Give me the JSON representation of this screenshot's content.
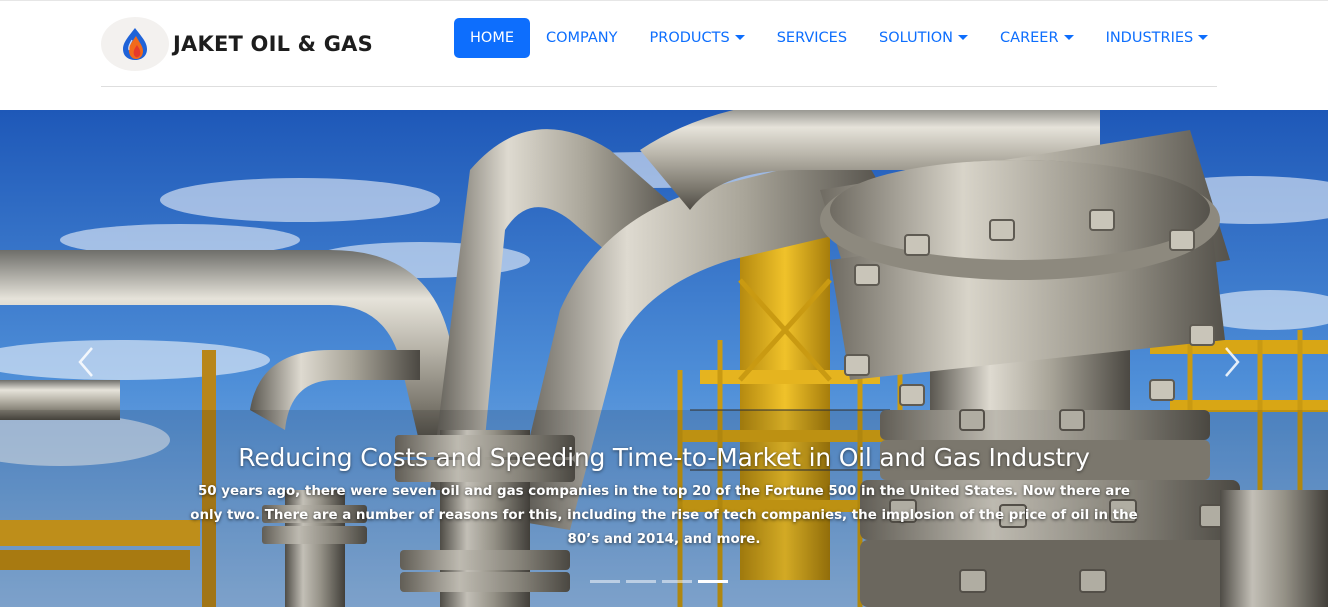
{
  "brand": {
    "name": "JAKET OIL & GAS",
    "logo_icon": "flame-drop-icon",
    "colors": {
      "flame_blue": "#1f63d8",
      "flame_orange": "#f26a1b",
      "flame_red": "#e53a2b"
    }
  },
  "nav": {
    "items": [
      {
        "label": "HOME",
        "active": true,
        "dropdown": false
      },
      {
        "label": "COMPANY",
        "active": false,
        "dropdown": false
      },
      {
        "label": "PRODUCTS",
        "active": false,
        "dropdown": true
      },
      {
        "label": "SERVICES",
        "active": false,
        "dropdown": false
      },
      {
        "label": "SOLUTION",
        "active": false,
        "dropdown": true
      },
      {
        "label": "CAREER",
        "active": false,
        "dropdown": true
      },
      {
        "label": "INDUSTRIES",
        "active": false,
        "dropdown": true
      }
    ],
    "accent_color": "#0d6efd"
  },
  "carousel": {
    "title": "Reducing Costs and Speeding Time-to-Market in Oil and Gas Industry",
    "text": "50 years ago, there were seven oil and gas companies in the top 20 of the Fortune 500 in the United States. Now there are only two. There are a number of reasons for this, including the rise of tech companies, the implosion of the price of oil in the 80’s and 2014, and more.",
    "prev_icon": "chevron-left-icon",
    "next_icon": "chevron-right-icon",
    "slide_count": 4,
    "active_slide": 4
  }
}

....................

* Exercise instructions: The material above must be printed exactly, with its pictures left out.

* Worked solution:
Give me the JSON representation of this screenshot's content.
{
  "brand": {
    "name": "JAKET OIL & GAS",
    "logo_icon": "flame-drop-icon",
    "colors": {
      "flame_blue": "#1f63d8",
      "flame_orange": "#f26a1b",
      "flame_red": "#e53a2b"
    }
  },
  "nav": {
    "items": [
      {
        "label": "HOME",
        "active": true,
        "dropdown": false
      },
      {
        "label": "COMPANY",
        "active": false,
        "dropdown": false
      },
      {
        "label": "PRODUCTS",
        "active": false,
        "dropdown": true
      },
      {
        "label": "SERVICES",
        "active": false,
        "dropdown": false
      },
      {
        "label": "SOLUTION",
        "active": false,
        "dropdown": true
      },
      {
        "label": "CAREER",
        "active": false,
        "dropdown": true
      },
      {
        "label": "INDUSTRIES",
        "active": false,
        "dropdown": true
      }
    ],
    "accent_color": "#0d6efd"
  },
  "carousel": {
    "title": "Reducing Costs and Speeding Time-to-Market in Oil and Gas Industry",
    "text": "50 years ago, there were seven oil and gas companies in the top 20 of the Fortune 500 in the United States. Now there are only two. There are a number of reasons for this, including the rise of tech companies, the implosion of the price of oil in the 80’s and 2014, and more.",
    "prev_icon": "chevron-left-icon",
    "next_icon": "chevron-right-icon",
    "slide_count": 4,
    "active_slide": 4
  }
}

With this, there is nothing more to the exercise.